(Figure record extracts)
• • • •
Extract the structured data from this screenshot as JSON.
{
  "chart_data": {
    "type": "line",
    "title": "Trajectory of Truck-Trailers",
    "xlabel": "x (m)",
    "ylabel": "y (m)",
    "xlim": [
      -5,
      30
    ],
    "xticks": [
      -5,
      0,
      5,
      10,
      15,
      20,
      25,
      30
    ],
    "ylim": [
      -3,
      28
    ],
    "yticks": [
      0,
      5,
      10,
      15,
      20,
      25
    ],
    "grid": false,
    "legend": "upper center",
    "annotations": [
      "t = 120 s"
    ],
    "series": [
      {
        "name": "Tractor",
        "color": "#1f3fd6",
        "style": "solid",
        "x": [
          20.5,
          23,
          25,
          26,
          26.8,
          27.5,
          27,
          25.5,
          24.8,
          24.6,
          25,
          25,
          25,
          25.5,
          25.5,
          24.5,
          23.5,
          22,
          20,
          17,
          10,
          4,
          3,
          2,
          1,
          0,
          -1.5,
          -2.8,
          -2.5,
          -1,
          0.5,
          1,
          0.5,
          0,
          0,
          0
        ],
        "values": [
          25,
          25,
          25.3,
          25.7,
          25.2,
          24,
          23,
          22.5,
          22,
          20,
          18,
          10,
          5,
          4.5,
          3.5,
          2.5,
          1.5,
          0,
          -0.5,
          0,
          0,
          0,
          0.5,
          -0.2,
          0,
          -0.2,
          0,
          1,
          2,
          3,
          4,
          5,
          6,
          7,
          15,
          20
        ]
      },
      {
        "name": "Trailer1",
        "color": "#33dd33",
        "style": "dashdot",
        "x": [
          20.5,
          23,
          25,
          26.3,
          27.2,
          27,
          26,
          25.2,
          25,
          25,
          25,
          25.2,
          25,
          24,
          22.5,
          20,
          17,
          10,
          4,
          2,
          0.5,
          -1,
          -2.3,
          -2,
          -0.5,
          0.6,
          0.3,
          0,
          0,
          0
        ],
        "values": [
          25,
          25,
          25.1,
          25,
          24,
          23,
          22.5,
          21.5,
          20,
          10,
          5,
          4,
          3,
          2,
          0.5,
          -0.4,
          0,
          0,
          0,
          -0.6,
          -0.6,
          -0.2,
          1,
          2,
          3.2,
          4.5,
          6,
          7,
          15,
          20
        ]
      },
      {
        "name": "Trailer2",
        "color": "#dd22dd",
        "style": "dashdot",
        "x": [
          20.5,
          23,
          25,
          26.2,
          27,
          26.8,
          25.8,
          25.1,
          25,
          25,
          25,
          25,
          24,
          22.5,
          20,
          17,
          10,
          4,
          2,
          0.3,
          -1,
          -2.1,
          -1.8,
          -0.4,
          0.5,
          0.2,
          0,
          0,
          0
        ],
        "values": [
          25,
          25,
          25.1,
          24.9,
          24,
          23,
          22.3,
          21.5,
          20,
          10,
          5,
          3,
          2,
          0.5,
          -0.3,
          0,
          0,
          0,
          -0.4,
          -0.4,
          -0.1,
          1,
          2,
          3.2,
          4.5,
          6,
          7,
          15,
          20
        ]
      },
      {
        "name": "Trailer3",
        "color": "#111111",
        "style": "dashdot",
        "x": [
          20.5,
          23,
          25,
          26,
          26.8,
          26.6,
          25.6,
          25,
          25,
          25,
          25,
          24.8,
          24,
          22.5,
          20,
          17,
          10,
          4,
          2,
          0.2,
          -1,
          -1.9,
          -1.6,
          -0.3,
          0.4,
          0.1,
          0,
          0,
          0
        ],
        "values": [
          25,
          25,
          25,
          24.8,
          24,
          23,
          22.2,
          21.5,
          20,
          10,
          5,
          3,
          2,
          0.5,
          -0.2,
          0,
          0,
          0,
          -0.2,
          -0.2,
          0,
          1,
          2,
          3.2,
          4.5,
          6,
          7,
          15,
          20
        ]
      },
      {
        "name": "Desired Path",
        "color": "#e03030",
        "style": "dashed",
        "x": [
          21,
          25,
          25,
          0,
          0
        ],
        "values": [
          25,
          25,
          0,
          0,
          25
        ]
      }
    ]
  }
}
• • • •
_WHAT IS REQUIRED_
Repeat all of the records above exactly as written.

_RESPONSE_
Extract the structured data from this screenshot as JSON.
{
  "chart_data": {
    "type": "line",
    "title": "Trajectory of Truck-Trailers",
    "xlabel": "x (m)",
    "ylabel": "y (m)",
    "xlim": [
      -5,
      30
    ],
    "xticks": [
      -5,
      0,
      5,
      10,
      15,
      20,
      25,
      30
    ],
    "ylim": [
      -3,
      28
    ],
    "yticks": [
      0,
      5,
      10,
      15,
      20,
      25
    ],
    "grid": false,
    "legend": "upper center",
    "annotations": [
      "t = 120 s"
    ],
    "series": [
      {
        "name": "Tractor",
        "color": "#1f3fd6",
        "style": "solid",
        "x": [
          20.5,
          23,
          25,
          26,
          26.8,
          27.5,
          27,
          25.5,
          24.8,
          24.6,
          25,
          25,
          25,
          25.5,
          25.5,
          24.5,
          23.5,
          22,
          20,
          17,
          10,
          4,
          3,
          2,
          1,
          0,
          -1.5,
          -2.8,
          -2.5,
          -1,
          0.5,
          1,
          0.5,
          0,
          0,
          0
        ],
        "values": [
          25,
          25,
          25.3,
          25.7,
          25.2,
          24,
          23,
          22.5,
          22,
          20,
          18,
          10,
          5,
          4.5,
          3.5,
          2.5,
          1.5,
          0,
          -0.5,
          0,
          0,
          0,
          0.5,
          -0.2,
          0,
          -0.2,
          0,
          1,
          2,
          3,
          4,
          5,
          6,
          7,
          15,
          20
        ]
      },
      {
        "name": "Trailer1",
        "color": "#33dd33",
        "style": "dashdot",
        "x": [
          20.5,
          23,
          25,
          26.3,
          27.2,
          27,
          26,
          25.2,
          25,
          25,
          25,
          25.2,
          25,
          24,
          22.5,
          20,
          17,
          10,
          4,
          2,
          0.5,
          -1,
          -2.3,
          -2,
          -0.5,
          0.6,
          0.3,
          0,
          0,
          0
        ],
        "values": [
          25,
          25,
          25.1,
          25,
          24,
          23,
          22.5,
          21.5,
          20,
          10,
          5,
          4,
          3,
          2,
          0.5,
          -0.4,
          0,
          0,
          0,
          -0.6,
          -0.6,
          -0.2,
          1,
          2,
          3.2,
          4.5,
          6,
          7,
          15,
          20
        ]
      },
      {
        "name": "Trailer2",
        "color": "#dd22dd",
        "style": "dashdot",
        "x": [
          20.5,
          23,
          25,
          26.2,
          27,
          26.8,
          25.8,
          25.1,
          25,
          25,
          25,
          25,
          24,
          22.5,
          20,
          17,
          10,
          4,
          2,
          0.3,
          -1,
          -2.1,
          -1.8,
          -0.4,
          0.5,
          0.2,
          0,
          0,
          0
        ],
        "values": [
          25,
          25,
          25.1,
          24.9,
          24,
          23,
          22.3,
          21.5,
          20,
          10,
          5,
          3,
          2,
          0.5,
          -0.3,
          0,
          0,
          0,
          -0.4,
          -0.4,
          -0.1,
          1,
          2,
          3.2,
          4.5,
          6,
          7,
          15,
          20
        ]
      },
      {
        "name": "Trailer3",
        "color": "#111111",
        "style": "dashdot",
        "x": [
          20.5,
          23,
          25,
          26,
          26.8,
          26.6,
          25.6,
          25,
          25,
          25,
          25,
          24.8,
          24,
          22.5,
          20,
          17,
          10,
          4,
          2,
          0.2,
          -1,
          -1.9,
          -1.6,
          -0.3,
          0.4,
          0.1,
          0,
          0,
          0
        ],
        "values": [
          25,
          25,
          25,
          24.8,
          24,
          23,
          22.2,
          21.5,
          20,
          10,
          5,
          3,
          2,
          0.5,
          -0.2,
          0,
          0,
          0,
          -0.2,
          -0.2,
          0,
          1,
          2,
          3.2,
          4.5,
          6,
          7,
          15,
          20
        ]
      },
      {
        "name": "Desired Path",
        "color": "#e03030",
        "style": "dashed",
        "x": [
          21,
          25,
          25,
          0,
          0
        ],
        "values": [
          25,
          25,
          0,
          0,
          25
        ]
      }
    ]
  }
}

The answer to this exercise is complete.